# [Document excerpt]
The last time I left you I had landed in Italy after the scariest flight of my life.
I met my colleague (who is also an old friend) who had flown from a different airport and waited for our new boss, who had offered to drive us the two and a bit hours from the airport to where we were to stay for the month. She is a lively and bubbly woman, very kind, and given to dropping the names of English Language Teaching celebrities who I pretend to have heard of.
Usually, when I travel abroad for courses, I have a flat of my own. There was the one in Ljubljana this summer, where I broke both beds. There was the one in Russia, on the 17th floor, where I had sporadic access to water and a pillow that disgorged feathers into my mouth every night. There was the one in Strasbourg, with the malfunctioning electric toilet and elusive young landlord, and there was the one the first time I was in Ljubljana, with the wardrobe full of climbing harnesses and the Vaseline in the fridge.

# [Your objective]
Reproduce the whole passage about arriving in Italy and earlier rented flats word for word, from its first sentence through its last.

# [Data supplied]
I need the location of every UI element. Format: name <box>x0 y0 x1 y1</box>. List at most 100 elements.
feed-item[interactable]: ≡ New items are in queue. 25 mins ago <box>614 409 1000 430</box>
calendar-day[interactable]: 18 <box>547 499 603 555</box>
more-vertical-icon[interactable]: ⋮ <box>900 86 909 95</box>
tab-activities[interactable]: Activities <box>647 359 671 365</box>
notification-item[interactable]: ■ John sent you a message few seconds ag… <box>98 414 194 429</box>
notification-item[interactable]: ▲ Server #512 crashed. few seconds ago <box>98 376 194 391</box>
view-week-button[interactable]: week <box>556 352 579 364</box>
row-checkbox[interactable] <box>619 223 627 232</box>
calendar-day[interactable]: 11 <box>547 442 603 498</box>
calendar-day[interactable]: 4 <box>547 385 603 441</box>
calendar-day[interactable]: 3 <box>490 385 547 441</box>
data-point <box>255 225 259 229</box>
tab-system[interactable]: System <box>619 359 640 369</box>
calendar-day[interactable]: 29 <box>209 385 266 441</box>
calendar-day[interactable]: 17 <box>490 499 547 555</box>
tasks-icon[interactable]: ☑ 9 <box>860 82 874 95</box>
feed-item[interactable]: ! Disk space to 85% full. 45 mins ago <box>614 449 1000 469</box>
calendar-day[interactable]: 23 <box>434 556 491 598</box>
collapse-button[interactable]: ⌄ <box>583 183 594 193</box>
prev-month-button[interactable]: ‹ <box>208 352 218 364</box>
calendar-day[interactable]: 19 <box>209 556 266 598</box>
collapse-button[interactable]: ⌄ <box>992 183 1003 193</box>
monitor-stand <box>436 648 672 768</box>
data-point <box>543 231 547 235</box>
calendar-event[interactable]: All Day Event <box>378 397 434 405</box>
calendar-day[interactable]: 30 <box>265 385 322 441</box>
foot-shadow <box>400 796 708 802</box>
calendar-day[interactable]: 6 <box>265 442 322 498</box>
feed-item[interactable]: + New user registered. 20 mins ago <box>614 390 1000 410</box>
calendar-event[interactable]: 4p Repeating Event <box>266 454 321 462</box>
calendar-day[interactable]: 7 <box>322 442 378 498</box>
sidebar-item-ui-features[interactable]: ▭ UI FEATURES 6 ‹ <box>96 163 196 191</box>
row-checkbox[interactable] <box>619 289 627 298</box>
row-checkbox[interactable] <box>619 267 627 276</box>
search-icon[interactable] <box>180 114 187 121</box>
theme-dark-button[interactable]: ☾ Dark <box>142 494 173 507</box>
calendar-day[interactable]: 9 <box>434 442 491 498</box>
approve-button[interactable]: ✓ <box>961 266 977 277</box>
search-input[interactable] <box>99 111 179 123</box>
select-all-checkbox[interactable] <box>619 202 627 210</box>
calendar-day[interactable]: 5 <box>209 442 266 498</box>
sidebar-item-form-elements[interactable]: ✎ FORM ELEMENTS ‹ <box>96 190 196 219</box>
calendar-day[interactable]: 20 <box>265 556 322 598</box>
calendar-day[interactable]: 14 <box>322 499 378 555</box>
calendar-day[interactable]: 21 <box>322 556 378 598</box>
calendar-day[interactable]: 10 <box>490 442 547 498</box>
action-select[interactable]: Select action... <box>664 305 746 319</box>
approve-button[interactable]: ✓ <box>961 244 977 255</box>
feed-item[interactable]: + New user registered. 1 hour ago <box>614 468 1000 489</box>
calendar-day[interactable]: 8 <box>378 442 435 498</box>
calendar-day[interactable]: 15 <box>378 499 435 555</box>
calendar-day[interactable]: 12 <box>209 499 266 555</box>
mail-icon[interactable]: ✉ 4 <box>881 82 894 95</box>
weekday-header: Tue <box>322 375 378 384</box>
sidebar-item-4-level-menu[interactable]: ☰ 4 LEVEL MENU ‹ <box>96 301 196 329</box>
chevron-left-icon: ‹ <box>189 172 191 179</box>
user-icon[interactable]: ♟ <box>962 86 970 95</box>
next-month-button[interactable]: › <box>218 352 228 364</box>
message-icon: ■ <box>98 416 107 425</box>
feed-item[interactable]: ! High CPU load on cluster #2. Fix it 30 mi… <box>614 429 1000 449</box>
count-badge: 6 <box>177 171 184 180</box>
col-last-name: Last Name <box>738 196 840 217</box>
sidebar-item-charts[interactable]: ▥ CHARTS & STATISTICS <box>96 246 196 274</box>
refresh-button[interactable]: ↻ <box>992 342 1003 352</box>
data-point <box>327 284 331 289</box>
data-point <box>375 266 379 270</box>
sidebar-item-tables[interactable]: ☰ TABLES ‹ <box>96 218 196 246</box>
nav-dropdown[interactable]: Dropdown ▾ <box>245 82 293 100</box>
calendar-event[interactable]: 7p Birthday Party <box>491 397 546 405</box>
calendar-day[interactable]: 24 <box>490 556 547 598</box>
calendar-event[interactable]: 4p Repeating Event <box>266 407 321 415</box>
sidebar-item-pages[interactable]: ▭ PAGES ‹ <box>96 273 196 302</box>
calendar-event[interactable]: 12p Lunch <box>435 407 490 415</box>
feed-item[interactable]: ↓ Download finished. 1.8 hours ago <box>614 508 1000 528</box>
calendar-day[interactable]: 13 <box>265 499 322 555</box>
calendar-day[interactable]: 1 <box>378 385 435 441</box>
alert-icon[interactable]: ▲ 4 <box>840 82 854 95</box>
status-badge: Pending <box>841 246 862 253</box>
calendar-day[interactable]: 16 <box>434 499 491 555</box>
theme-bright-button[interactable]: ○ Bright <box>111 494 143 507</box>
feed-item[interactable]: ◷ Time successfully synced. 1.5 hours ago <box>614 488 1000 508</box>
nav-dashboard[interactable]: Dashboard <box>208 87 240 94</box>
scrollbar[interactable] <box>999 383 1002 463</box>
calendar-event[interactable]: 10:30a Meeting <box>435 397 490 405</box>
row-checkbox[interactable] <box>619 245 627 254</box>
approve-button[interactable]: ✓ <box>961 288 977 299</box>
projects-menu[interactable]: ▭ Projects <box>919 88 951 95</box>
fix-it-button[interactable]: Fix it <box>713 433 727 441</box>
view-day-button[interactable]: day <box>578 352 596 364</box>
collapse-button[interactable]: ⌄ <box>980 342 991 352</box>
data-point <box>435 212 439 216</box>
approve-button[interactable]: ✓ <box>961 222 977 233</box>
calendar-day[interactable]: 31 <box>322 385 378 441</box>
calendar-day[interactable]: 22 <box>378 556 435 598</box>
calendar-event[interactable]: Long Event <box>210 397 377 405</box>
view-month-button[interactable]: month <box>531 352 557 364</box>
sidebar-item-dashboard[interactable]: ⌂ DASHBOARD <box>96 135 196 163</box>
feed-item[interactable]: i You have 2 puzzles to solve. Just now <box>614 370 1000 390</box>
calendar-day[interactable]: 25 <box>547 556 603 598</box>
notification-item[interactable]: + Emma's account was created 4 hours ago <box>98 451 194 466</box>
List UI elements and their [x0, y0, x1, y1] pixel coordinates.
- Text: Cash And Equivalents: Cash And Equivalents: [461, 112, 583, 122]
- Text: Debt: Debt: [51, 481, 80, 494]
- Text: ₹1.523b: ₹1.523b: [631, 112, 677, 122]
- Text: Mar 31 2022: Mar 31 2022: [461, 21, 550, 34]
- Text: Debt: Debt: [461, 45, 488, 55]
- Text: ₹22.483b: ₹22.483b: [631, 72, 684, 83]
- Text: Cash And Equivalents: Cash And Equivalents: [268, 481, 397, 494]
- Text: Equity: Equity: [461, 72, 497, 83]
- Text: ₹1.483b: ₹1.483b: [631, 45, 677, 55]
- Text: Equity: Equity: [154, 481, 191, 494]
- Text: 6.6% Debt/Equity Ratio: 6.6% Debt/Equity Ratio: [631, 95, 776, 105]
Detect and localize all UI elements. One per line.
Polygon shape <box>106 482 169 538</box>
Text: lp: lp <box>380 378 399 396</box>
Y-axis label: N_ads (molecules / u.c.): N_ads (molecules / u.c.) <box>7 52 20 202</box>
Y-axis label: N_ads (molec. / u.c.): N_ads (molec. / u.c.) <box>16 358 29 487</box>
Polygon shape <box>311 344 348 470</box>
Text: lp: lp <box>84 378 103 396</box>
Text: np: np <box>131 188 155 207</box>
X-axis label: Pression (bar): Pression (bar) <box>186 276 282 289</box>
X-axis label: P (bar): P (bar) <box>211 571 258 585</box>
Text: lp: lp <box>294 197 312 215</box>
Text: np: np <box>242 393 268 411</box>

# [Exercise result]
The last time I left you I had landed in Italy after the scariest flight of my life.
I met my colleague (who is also an old friend) who had flown from a different airport and waited for our new boss, who had offered to drive us the two and a bit hours from the airport to where we were to stay for the month. She is a lively and bubbly woman, very kind, and given to dropping the names of English Language Teaching celebrities who I pretend to have heard of.
Usually, when I travel abroad for courses, I have a flat of my own. There was the one in Ljubljana this summer, where I broke both beds. There was the one in Russia, on the 17th floor, where I had sporadic access to water and a pillow that disgorged feathers into my mouth every night. There was the one in Strasbourg, with the malfunctioning electric toilet and elusive young landlord, and there was the one the first time I was in Ljubljana, with the wardrobe full of climbing harnesses and the Vaseline in the fridge.